* start Data lines *
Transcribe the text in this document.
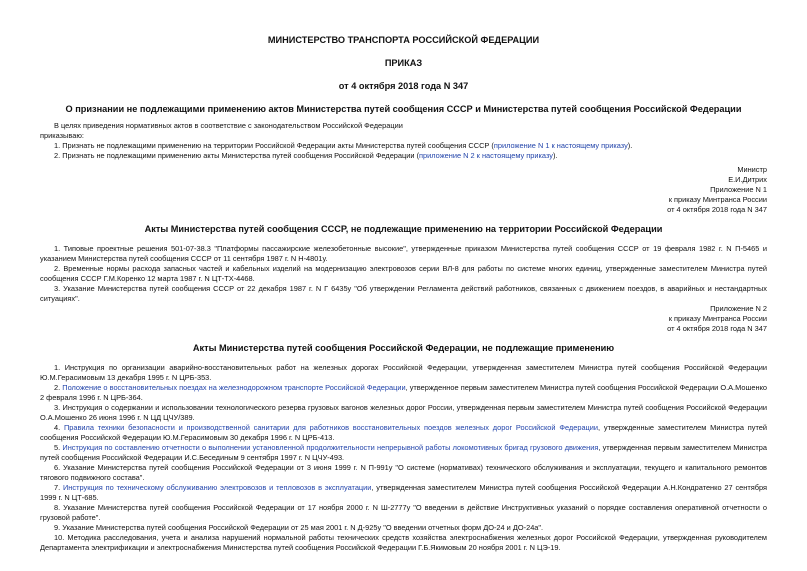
МИНИСТЕРСТВО ТРАНСПОРТА РОССИЙСКОЙ ФЕДЕРАЦИИ
ПРИКАЗ
от 4 октября 2018 года N 347
О признании не подлежащими применению актов Министерства путей сообщения СССР и Министерства путей сообщения Российской Федерации

В целях приведения нормативных актов в соответствие с законодательством Российской Федерации

приказываю:

1. Признать не подлежащими применению на территории Российской Федерации акты Министерства путей сообщения СССР (приложение N 1 к настоящему приказу).

2. Признать не подлежащими применению акты Министерства путей сообщения Российской Федерации (приложение N 2 к настоящему приказу).

Министр

Е.И.Дитрих

Приложение N 1

к приказу Минтранса России

от 4 октября 2018 года N 347

Акты Министерства путей сообщения СССР, не подлежащие применению на территории Российской Федерации

1. Типовые проектные решения 501-07-38.3 "Платформы пассажирские железобетонные высокие", утвержденные приказом Министерства путей сообщения СССР от 19 февраля 1982 г. N П-5465 и указанием Министерства путей сообщения СССР от 11 сентября 1987 г. N Н-4801у.

2. Временные нормы расхода запасных частей и кабельных изделий на модернизацию электровозов серии ВЛ-8 для работы по системе многих единиц, утвержденные заместителем Министра путей сообщения СССР Г.М.Коренко 12 марта 1987 г. N ЦТ-ТХ-4468.

3. Указание Министерства путей сообщения СССР от 22 декабря 1987 г. N Г 6435у "Об утверждении Регламента действий работников, связанных с движением поездов, в аварийных и нестандартных ситуациях".

Приложение N 2

к приказу Минтранса России

от 4 октября 2018 года N 347

Акты Министерства путей сообщения Российской Федерации, не подлежащие применению

1. Инструкция по организации аварийно-восстановительных работ на железных дорогах Российской Федерации, утвержденная заместителем Министра путей сообщения Российской Федерации Ю.М.Герасимовым 13 декабря 1995 г. N ЦРБ-353.

2. Положение о восстановительных поездах на железнодорожном транспорте Российской Федерации, утвержденное первым заместителем Министра путей сообщения Российской Федерации О.А.Мошенко 2 февраля 1996 г. N ЦРБ-364.

3. Инструкция о содержании и использовании технологического резерва грузовых вагонов железных дорог России, утвержденная первым заместителем Министра путей сообщения Российской Федерации О.А.Мошенко 26 июня 1996 г. N ЦД ЦЧУ/389.

4. Правила техники безопасности и производственной санитарии для работников восстановительных поездов железных дорог Российской Федерации, утвержденные заместителем Министра путей сообщения Российской Федерации Ю.М.Герасимовым 30 декабря 1996 г. N ЦРБ-413.

5. Инструкция по составлению отчетности о выполнении установленной продолжительности непрерывной работы локомотивных бригад грузового движения, утвержденная первым заместителем Министра путей сообщения Российской Федерации И.С.Бесединым 9 сентября 1997 г. N ЦЧУ-493.

6. Указание Министерства путей сообщения Российской Федерации от 3 июня 1999 г. N П-991у "О системе (нормативах) технического обслуживания и эксплуатации, текущего и капитального ремонтов тягового подвижного состава".

7. Инструкция по техническому обслуживанию электровозов и тепловозов в эксплуатации, утвержденная заместителем Министра путей сообщения Российской Федерации А.Н.Кондратенко 27 сентября 1999 г. N ЦТ-685.

8. Указание Министерства путей сообщения Российской Федерации от 17 ноября 2000 г. N Ш-2777у "О введении в действие Инструктивных указаний о порядке составления оперативной отчетности о грузовой работе".

9. Указание Министерства путей сообщения Российской Федерации от 25 мая 2001 г. N Д-925у "О введении отчетных форм ДО-24 и ДО-24а".

10. Методика расследования, учета и анализа нарушений нормальной работы технических средств хозяйства электроснабжения железных дорог Российской Федерации, утвержденная руководителем Департамента электрификации и электроснабжения Министерства путей сообщения Российской Федерации Г.Б.Якимовым 20 ноября 2001 г. N ЦЭ-19.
* end Data lines *
Problem to work on - Going through the entries above, report how many lines include the string "введении". The number alone is the answer.

Right answer - 2